Exercise description:
Render each line of the records below as a Markdown table with two columns, No. for the row number and Line for the line itself. Leave out any blank lines.

------ Excerpted data ------

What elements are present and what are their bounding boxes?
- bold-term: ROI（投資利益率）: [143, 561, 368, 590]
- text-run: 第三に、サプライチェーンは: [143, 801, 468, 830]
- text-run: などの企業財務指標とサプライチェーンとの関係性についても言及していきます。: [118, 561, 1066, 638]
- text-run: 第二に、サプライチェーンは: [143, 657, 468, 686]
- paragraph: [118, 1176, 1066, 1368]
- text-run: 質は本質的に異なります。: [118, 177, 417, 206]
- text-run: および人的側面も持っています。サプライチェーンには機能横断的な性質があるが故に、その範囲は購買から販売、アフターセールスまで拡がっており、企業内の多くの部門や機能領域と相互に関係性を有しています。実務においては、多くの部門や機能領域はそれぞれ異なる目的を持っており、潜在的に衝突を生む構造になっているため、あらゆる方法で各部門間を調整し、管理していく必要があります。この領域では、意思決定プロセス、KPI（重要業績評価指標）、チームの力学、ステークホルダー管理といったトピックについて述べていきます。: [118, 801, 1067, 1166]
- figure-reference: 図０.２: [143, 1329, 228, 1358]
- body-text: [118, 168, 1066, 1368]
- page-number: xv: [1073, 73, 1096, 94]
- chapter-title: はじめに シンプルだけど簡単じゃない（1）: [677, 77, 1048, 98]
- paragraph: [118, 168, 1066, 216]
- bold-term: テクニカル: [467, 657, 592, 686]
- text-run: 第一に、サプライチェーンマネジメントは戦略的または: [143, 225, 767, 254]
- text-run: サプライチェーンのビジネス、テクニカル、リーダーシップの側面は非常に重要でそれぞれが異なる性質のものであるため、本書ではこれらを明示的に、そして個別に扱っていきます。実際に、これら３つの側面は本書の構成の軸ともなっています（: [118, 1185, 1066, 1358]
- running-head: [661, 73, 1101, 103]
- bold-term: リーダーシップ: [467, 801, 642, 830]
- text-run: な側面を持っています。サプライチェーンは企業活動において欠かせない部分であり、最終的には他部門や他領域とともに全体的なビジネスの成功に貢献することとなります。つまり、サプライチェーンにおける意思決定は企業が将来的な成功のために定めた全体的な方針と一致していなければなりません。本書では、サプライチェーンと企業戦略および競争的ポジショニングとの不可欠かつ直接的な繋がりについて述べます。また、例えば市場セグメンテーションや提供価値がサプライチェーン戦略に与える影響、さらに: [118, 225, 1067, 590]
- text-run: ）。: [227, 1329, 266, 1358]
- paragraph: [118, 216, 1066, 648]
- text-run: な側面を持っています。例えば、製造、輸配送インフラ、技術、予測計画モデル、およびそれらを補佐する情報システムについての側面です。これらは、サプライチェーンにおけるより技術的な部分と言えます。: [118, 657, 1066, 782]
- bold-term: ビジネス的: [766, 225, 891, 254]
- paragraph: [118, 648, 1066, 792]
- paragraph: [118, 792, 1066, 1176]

------

Response for this exercise:
| No. | Line |
|---|---|
| 1 | What elements are present and what are their bounding boxes? |
| 2 | - bold-term: ROI（投資利益率）: [143, 561, 368, 590] |
| 3 | - text-run: 第三に、サプライチェーンは: [143, 801, 468, 830] |
| 4 | - text-run: などの企業財務指標とサプライチェーンとの関係性についても言及していきます。: [118, 561, 1066, 638] |
| 5 | - text-run: 第二に、サプライチェーンは: [143, 657, 468, 686] |
| 6 | - paragraph: [118, 1176, 1066, 1368] |
| 7 | - text-run: 質は本質的に異なります。: [118, 177, 417, 206] |
| 8 | - text-run: および人的側面も持っています。サプライチェーンには機能横断的な性質があるが故に、その範囲は購買から販売、アフターセールスまで拡がっており、企業内の多くの部門や機能領域と相互に関係性を有しています。実務においては、多くの部門や機能領域はそれぞれ異なる目的を持っており、潜在的に衝突を生む構造になっているため、あらゆる方法で各部門間を調整し、管理していく必要があります。この領域では、意思決定プロセス、KPI（重要業績評価指標）、チームの力学、ステークホルダー管理といったトピックについて述べていきます。: [118, 801, 1067, 1166] |
| 9 | - figure-reference: 図０.２: [143, 1329, 228, 1358] |
| 10 | - body-text: [118, 168, 1066, 1368] |
| 11 | - page-number: xv: [1073, 73, 1096, 94] |
| 12 | - chapter-title: はじめに シンプルだけど簡単じゃない（1）: [677, 77, 1048, 98] |
| 13 | - paragraph: [118, 168, 1066, 216] |
| 14 | - bold-term: テクニカル: [467, 657, 592, 686] |
| 15 | - text-run: 第一に、サプライチェーンマネジメントは戦略的または: [143, 225, 767, 254] |
| 16 | - text-run: サプライチェーンのビジネス、テクニカル、リーダーシップの側面は非常に重要でそれぞれが異なる性質のものであるため、本書ではこれらを明示的に、そして個別に扱っていきます。実際に、これら３つの側面は本書の構成の軸ともなっています（: [118, 1185, 1066, 1358] |
| 17 | - running-head: [661, 73, 1101, 103] |
| 18 | - bold-term: リーダーシップ: [467, 801, 642, 830] |
| 19 | - text-run: な側面を持っています。サプライチェーンは企業活動において欠かせない部分であり、最終的には他部門や他領域とともに全体的なビジネスの成功に貢献することとなります。つまり、サプライチェーンにおける意思決定は企業が将来的な成功のために定めた全体的な方針と一致していなければなりません。本書では、サプライチェーンと企業戦略および競争的ポジショニングとの不可欠かつ直接的な繋がりについて述べます。また、例えば市場セグメンテーションや提供価値がサプライチェーン戦略に与える影響、さらに: [118, 225, 1067, 590] |
| 20 | - text-run: ）。: [227, 1329, 266, 1358] |
| 21 | - paragraph: [118, 216, 1066, 648] |
| 22 | - text-run: な側面を持っています。例えば、製造、輸配送インフラ、技術、予測計画モデル、およびそれらを補佐する情報システムについての側面です。これらは、サプライチェーンにおけるより技術的な部分と言えます。: [118, 657, 1066, 782] |
| 23 | - bold-term: ビジネス的: [766, 225, 891, 254] |
| 24 | - paragraph: [118, 648, 1066, 792] |
| 25 | - paragraph: [118, 792, 1066, 1176] |